__Goal__: What is the number of lines that include the word "JSON"? Provide only that figure.
● ● ● ● ● ● ●
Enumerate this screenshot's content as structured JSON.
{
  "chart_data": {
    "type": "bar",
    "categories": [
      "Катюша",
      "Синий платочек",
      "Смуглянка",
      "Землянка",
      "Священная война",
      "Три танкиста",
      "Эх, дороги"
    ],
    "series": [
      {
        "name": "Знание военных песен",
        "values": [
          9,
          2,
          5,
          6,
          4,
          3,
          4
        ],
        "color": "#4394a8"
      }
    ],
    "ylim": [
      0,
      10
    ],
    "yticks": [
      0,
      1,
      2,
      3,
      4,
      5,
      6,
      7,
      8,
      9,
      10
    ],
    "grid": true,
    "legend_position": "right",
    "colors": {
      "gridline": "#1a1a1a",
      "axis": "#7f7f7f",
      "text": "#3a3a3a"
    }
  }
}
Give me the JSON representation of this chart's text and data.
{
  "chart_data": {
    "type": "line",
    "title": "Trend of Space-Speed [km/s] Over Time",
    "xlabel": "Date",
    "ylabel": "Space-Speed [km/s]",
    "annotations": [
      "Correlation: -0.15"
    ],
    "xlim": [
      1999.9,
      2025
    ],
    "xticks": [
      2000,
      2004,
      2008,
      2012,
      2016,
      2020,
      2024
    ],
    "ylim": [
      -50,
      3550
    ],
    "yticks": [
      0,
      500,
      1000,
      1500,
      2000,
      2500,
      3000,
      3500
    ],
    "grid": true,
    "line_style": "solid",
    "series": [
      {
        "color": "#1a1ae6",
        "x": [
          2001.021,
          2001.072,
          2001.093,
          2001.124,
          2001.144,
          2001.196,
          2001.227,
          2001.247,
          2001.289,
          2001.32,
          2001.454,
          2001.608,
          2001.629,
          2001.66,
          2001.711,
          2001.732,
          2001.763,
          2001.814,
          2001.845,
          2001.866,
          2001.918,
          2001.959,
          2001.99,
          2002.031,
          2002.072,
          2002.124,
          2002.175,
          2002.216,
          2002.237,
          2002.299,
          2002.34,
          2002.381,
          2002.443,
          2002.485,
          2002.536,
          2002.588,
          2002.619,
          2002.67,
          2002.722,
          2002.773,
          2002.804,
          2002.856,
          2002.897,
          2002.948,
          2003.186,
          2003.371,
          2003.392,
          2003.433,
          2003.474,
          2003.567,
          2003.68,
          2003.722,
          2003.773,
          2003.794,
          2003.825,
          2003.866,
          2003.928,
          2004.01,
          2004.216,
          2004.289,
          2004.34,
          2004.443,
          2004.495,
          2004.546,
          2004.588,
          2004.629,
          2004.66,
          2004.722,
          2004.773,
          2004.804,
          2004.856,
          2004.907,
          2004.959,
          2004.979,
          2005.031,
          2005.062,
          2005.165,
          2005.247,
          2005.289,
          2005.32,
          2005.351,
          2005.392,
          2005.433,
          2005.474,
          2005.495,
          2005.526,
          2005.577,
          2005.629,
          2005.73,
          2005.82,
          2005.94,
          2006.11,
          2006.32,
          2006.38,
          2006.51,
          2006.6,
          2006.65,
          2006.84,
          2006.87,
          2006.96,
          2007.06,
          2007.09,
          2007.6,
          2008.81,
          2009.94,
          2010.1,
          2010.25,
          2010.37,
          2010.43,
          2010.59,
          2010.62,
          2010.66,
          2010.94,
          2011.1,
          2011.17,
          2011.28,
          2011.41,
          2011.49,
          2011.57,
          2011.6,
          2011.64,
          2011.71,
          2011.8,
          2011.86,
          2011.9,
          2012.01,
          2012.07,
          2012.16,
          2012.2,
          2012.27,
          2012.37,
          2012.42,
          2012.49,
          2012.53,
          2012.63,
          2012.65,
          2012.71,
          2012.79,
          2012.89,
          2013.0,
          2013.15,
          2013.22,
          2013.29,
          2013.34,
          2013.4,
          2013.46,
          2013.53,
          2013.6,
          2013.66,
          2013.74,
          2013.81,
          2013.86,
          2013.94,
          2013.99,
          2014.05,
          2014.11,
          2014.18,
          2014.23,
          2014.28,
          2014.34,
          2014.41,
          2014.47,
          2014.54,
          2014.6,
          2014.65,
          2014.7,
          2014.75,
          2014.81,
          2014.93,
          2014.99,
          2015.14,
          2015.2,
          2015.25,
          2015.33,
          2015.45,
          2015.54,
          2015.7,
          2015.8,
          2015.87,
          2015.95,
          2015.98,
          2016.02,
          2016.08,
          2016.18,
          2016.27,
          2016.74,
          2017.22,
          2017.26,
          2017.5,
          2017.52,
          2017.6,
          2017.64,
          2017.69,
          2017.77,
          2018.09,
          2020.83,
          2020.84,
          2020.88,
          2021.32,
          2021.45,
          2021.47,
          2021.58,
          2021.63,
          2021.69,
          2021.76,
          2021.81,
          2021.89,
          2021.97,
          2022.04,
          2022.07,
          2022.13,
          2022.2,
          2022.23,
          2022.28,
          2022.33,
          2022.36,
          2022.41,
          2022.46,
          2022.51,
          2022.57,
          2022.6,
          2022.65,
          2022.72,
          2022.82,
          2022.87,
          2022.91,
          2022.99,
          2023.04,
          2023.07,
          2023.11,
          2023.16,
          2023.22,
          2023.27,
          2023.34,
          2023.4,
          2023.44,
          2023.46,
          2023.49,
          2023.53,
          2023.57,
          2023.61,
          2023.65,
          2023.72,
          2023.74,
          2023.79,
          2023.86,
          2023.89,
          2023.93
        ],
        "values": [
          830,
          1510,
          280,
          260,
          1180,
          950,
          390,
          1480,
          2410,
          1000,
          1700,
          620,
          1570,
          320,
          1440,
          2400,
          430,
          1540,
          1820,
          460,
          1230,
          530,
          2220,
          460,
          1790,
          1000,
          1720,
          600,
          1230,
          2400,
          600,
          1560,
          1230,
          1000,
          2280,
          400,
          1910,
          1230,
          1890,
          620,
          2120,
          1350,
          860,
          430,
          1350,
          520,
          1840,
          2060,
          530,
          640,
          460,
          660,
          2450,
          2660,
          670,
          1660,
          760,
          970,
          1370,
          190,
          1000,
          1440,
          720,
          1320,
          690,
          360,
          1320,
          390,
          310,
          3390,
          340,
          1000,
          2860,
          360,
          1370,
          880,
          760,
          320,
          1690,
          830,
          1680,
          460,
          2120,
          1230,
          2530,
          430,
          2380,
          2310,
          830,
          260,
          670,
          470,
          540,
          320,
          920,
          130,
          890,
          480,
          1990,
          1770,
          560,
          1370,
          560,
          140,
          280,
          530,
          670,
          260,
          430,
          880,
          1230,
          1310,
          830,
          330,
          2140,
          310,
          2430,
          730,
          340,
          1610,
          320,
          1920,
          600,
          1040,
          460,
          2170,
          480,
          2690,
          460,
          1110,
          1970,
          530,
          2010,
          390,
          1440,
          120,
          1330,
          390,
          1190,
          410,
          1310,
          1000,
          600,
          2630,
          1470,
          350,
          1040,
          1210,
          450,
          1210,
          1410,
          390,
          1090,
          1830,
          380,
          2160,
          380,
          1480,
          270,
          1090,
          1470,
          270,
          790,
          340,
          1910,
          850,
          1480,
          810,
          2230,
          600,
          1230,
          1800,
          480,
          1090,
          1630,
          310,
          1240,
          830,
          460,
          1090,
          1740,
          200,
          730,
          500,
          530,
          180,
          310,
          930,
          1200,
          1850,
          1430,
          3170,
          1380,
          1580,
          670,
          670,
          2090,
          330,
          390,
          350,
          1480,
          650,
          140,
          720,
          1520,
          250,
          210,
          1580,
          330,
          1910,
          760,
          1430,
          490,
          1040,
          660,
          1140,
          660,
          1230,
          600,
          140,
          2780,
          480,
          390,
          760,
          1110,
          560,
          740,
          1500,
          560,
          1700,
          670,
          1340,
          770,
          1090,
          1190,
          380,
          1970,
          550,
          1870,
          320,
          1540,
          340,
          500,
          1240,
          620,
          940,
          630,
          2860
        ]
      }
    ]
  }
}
● ● ● ● ● ● ●
__Result of the exercise__: 2